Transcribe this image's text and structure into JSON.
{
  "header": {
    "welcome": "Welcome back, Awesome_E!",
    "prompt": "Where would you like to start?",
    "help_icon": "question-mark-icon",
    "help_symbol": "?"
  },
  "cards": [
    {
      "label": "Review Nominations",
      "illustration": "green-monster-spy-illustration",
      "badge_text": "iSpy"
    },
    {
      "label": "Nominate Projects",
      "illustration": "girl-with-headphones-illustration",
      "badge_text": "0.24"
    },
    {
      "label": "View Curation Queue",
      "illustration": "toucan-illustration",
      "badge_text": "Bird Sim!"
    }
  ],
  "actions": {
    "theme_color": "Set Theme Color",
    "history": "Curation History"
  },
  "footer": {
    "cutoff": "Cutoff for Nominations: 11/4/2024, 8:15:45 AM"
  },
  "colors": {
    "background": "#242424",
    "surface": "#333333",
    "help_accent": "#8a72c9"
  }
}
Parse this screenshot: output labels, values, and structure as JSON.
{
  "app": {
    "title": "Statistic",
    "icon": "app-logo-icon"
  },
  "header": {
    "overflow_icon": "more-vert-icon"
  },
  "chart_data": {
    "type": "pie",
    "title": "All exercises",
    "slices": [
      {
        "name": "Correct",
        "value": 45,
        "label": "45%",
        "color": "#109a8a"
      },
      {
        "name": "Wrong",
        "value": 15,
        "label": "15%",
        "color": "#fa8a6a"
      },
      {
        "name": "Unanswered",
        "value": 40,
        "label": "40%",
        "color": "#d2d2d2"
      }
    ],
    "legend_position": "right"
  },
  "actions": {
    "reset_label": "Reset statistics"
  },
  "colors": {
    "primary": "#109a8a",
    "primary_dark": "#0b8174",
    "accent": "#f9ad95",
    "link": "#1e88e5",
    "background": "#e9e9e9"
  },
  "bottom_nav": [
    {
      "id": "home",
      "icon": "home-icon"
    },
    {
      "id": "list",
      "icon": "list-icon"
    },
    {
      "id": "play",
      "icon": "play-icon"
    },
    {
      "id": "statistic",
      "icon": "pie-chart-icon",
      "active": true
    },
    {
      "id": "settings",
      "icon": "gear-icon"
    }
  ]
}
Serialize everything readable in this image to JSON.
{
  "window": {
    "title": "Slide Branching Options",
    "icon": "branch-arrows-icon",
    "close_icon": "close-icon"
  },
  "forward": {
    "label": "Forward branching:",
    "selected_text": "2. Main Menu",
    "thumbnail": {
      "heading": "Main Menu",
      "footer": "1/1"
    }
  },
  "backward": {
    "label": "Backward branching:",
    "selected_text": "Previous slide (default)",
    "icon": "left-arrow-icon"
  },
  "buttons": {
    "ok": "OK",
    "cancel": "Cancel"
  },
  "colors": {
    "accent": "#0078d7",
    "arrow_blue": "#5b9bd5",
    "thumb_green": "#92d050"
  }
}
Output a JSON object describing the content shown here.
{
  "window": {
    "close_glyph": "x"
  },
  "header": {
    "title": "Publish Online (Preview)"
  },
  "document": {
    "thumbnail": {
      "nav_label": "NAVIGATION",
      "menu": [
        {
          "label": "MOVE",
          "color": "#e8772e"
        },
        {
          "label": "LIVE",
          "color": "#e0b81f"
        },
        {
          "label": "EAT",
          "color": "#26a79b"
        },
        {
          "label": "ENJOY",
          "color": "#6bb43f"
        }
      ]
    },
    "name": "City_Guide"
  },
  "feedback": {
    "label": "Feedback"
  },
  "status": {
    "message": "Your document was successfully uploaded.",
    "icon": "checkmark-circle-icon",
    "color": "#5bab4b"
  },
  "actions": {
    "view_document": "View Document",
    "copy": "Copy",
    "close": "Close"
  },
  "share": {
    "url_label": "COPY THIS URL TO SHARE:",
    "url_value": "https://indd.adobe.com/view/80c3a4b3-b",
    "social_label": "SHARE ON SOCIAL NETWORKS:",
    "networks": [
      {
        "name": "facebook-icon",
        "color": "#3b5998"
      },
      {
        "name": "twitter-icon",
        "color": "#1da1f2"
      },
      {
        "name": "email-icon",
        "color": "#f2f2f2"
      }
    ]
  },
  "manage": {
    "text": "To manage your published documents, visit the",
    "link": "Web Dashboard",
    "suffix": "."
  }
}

» **Problem to work on**
Take the material above and return all of it exactly.

» **Result for this task**
Transcribe this image's text and structure into JSON.
{
  "header": {
    "welcome": "Welcome back, Awesome_E!",
    "prompt": "Where would you like to start?",
    "help_icon": "question-mark-icon",
    "help_symbol": "?"
  },
  "cards": [
    {
      "label": "Review Nominations",
      "illustration": "green-monster-spy-illustration",
      "badge_text": "iSpy"
    },
    {
      "label": "Nominate Projects",
      "illustration": "girl-with-headphones-illustration",
      "badge_text": "0.24"
    },
    {
      "label": "View Curation Queue",
      "illustration": "toucan-illustration",
      "badge_text": "Bird Sim!"
    }
  ],
  "actions": {
    "theme_color": "Set Theme Color",
    "history": "Curation History"
  },
  "footer": {
    "cutoff": "Cutoff for Nominations: 11/4/2024, 8:15:45 AM"
  },
  "colors": {
    "background": "#242424",
    "surface": "#333333",
    "help_accent": "#8a72c9"
  }
}
Parse this screenshot: output labels, values, and structure as JSON.
{
  "app": {
    "title": "Statistic",
    "icon": "app-logo-icon"
  },
  "header": {
    "overflow_icon": "more-vert-icon"
  },
  "chart_data": {
    "type": "pie",
    "title": "All exercises",
    "slices": [
      {
        "name": "Correct",
        "value": 45,
        "label": "45%",
        "color": "#109a8a"
      },
      {
        "name": "Wrong",
        "value": 15,
        "label": "15%",
        "color": "#fa8a6a"
      },
      {
        "name": "Unanswered",
        "value": 40,
        "label": "40%",
        "color": "#d2d2d2"
      }
    ],
    "legend_position": "right"
  },
  "actions": {
    "reset_label": "Reset statistics"
  },
  "colors": {
    "primary": "#109a8a",
    "primary_dark": "#0b8174",
    "accent": "#f9ad95",
    "link": "#1e88e5",
    "background": "#e9e9e9"
  },
  "bottom_nav": [
    {
      "id": "home",
      "icon": "home-icon"
    },
    {
      "id": "list",
      "icon": "list-icon"
    },
    {
      "id": "play",
      "icon": "play-icon"
    },
    {
      "id": "statistic",
      "icon": "pie-chart-icon",
      "active": true
    },
    {
      "id": "settings",
      "icon": "gear-icon"
    }
  ]
}
Serialize everything readable in this image to JSON.
{
  "window": {
    "title": "Slide Branching Options",
    "icon": "branch-arrows-icon",
    "close_icon": "close-icon"
  },
  "forward": {
    "label": "Forward branching:",
    "selected_text": "2. Main Menu",
    "thumbnail": {
      "heading": "Main Menu",
      "footer": "1/1"
    }
  },
  "backward": {
    "label": "Backward branching:",
    "selected_text": "Previous slide (default)",
    "icon": "left-arrow-icon"
  },
  "buttons": {
    "ok": "OK",
    "cancel": "Cancel"
  },
  "colors": {
    "accent": "#0078d7",
    "arrow_blue": "#5b9bd5",
    "thumb_green": "#92d050"
  }
}
Output a JSON object describing the content shown here.
{
  "window": {
    "close_glyph": "x"
  },
  "header": {
    "title": "Publish Online (Preview)"
  },
  "document": {
    "thumbnail": {
      "nav_label": "NAVIGATION",
      "menu": [
        {
          "label": "MOVE",
          "color": "#e8772e"
        },
        {
          "label": "LIVE",
          "color": "#e0b81f"
        },
        {
          "label": "EAT",
          "color": "#26a79b"
        },
        {
          "label": "ENJOY",
          "color": "#6bb43f"
        }
      ]
    },
    "name": "City_Guide"
  },
  "feedback": {
    "label": "Feedback"
  },
  "status": {
    "message": "Your document was successfully uploaded.",
    "icon": "checkmark-circle-icon",
    "color": "#5bab4b"
  },
  "actions": {
    "view_document": "View Document",
    "copy": "Copy",
    "close": "Close"
  },
  "share": {
    "url_label": "COPY THIS URL TO SHARE:",
    "url_value": "https://indd.adobe.com/view/80c3a4b3-b",
    "social_label": "SHARE ON SOCIAL NETWORKS:",
    "networks": [
      {
        "name": "facebook-icon",
        "color": "#3b5998"
      },
      {
        "name": "twitter-icon",
        "color": "#1da1f2"
      },
      {
        "name": "email-icon",
        "color": "#f2f2f2"
      }
    ]
  },
  "manage": {
    "text": "To manage your published documents, visit the",
    "link": "Web Dashboard",
    "suffix": "."
  }
}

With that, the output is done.